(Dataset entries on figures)
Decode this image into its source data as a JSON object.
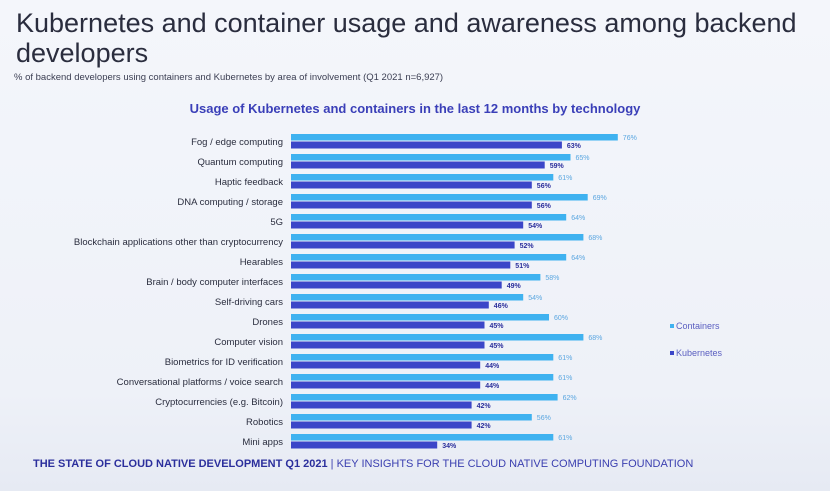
{
  "header": {
    "title": "Kubernetes and container usage and awareness among backend developers",
    "subtitle": "% of backend developers using containers and Kubernetes by area of involvement (Q1 2021 n=6,927)"
  },
  "footer": {
    "bold": "THE STATE OF CLOUD NATIVE DEVELOPMENT Q1 2021",
    "separator": " | ",
    "rest": "KEY INSIGHTS  FOR THE CLOUD NATIVE COMPUTING FOUNDATION"
  },
  "chart_data": {
    "type": "bar",
    "orientation": "horizontal",
    "title": "Usage of Kubernetes and containers in the last 12 months by technology",
    "xlabel": "",
    "ylabel": "",
    "xlim": [
      0,
      100
    ],
    "grid": false,
    "legend_position": "right",
    "categories": [
      "Fog / edge computing",
      "Quantum computing",
      "Haptic feedback",
      "DNA computing / storage",
      "5G",
      "Blockchain applications other than cryptocurrency",
      "Hearables",
      "Brain / body computer interfaces",
      "Self-driving cars",
      "Drones",
      "Computer vision",
      "Biometrics for ID verification",
      "Conversational platforms / voice search",
      "Cryptocurrencies (e.g. Bitcoin)",
      "Robotics",
      "Mini apps"
    ],
    "series": [
      {
        "name": "Containers",
        "color": "#3fb2f0",
        "values": [
          76,
          65,
          61,
          69,
          64,
          68,
          64,
          58,
          54,
          60,
          68,
          61,
          61,
          62,
          56,
          61
        ]
      },
      {
        "name": "Kubernetes",
        "color": "#3b46c8",
        "values": [
          63,
          59,
          56,
          56,
          54,
          52,
          51,
          49,
          46,
          45,
          45,
          44,
          44,
          42,
          42,
          34
        ]
      }
    ]
  }
}
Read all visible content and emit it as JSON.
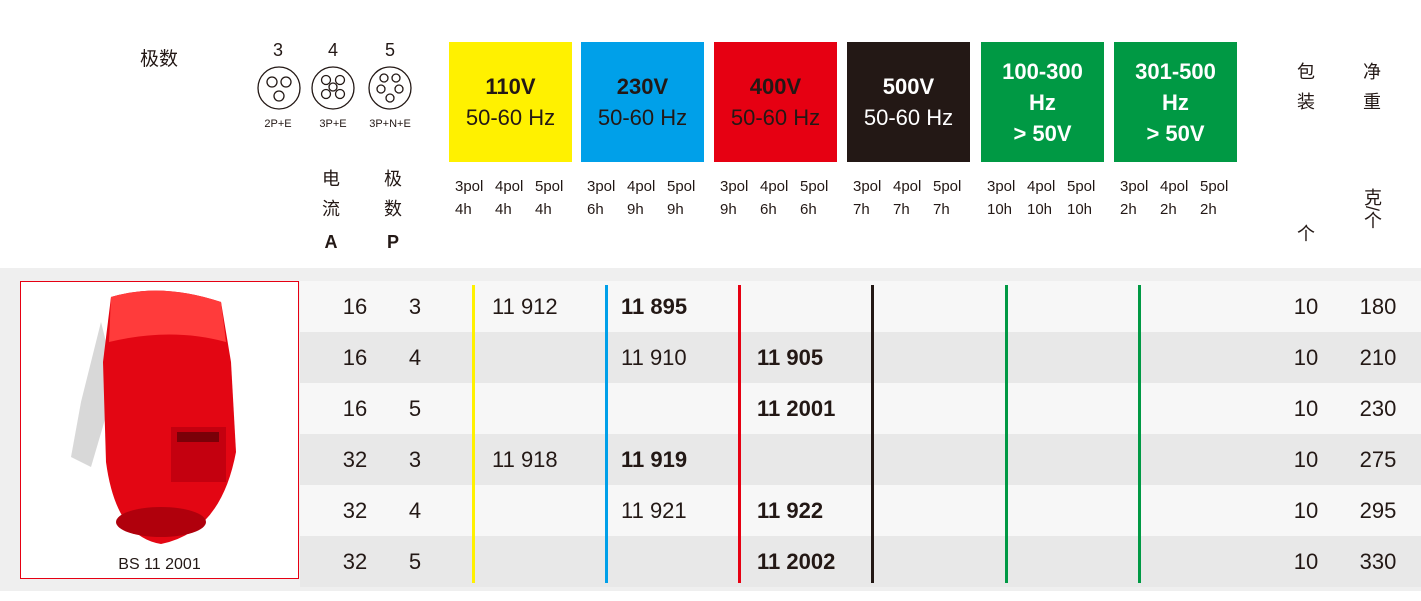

Your instructions – Copy the entries above faithfully and omit every image.

Exercise solution –
Decode this image into its source data as a JSON object.
{
  "header": {
    "title": "Kubernetes and container usage and awareness among backend developers",
    "subtitle": "% of backend developers using containers and Kubernetes by area of involvement (Q1 2021 n=6,927)"
  },
  "footer": {
    "bold": "THE STATE OF CLOUD NATIVE DEVELOPMENT Q1 2021",
    "separator": " | ",
    "rest": "KEY INSIGHTS  FOR THE CLOUD NATIVE COMPUTING FOUNDATION"
  },
  "chart_data": {
    "type": "bar",
    "orientation": "horizontal",
    "title": "Usage of Kubernetes and containers in the last 12 months by technology",
    "xlabel": "",
    "ylabel": "",
    "xlim": [
      0,
      100
    ],
    "grid": false,
    "legend_position": "right",
    "categories": [
      "Fog / edge computing",
      "Quantum computing",
      "Haptic feedback",
      "DNA computing / storage",
      "5G",
      "Blockchain applications other than cryptocurrency",
      "Hearables",
      "Brain / body computer interfaces",
      "Self-driving cars",
      "Drones",
      "Computer vision",
      "Biometrics for ID verification",
      "Conversational platforms / voice search",
      "Cryptocurrencies (e.g. Bitcoin)",
      "Robotics",
      "Mini apps"
    ],
    "series": [
      {
        "name": "Containers",
        "color": "#3fb2f0",
        "values": [
          76,
          65,
          61,
          69,
          64,
          68,
          64,
          58,
          54,
          60,
          68,
          61,
          61,
          62,
          56,
          61
        ]
      },
      {
        "name": "Kubernetes",
        "color": "#3b46c8",
        "values": [
          63,
          59,
          56,
          56,
          54,
          52,
          51,
          49,
          46,
          45,
          45,
          44,
          44,
          42,
          42,
          34
        ]
      }
    ]
  }
}
Read all visible content and emit it as JSON.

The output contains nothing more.